* _DATA TO USE_:
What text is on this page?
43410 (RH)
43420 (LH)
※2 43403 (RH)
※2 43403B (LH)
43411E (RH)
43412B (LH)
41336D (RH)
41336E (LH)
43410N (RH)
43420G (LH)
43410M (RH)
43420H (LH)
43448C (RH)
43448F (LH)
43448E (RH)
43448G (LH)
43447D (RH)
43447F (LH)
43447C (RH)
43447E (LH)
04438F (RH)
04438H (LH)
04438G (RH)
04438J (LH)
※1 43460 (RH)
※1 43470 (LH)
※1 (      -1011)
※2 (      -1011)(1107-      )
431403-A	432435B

* _EXERCISE REQUIREMENTS_:
Using the listing above, please repeat every entry exactly.

* _FINISHED TASK_:
What text is on this page?
43410 (RH)
43420 (LH)
※2 43403 (RH)
※2 43403B (LH)
43411E (RH)
43412B (LH)
41336D (RH)
41336E (LH)
43410N (RH)
43420G (LH)
43410M (RH)
43420H (LH)
43448C (RH)
43448F (LH)
43448E (RH)
43448G (LH)
43447D (RH)
43447F (LH)
43447C (RH)
43447E (LH)
04438F (RH)
04438H (LH)
04438G (RH)
04438J (LH)
※1 43460 (RH)
※1 43470 (LH)
※1 (      -1011)
※2 (      -1011)(1107-      )
431403-A	432435B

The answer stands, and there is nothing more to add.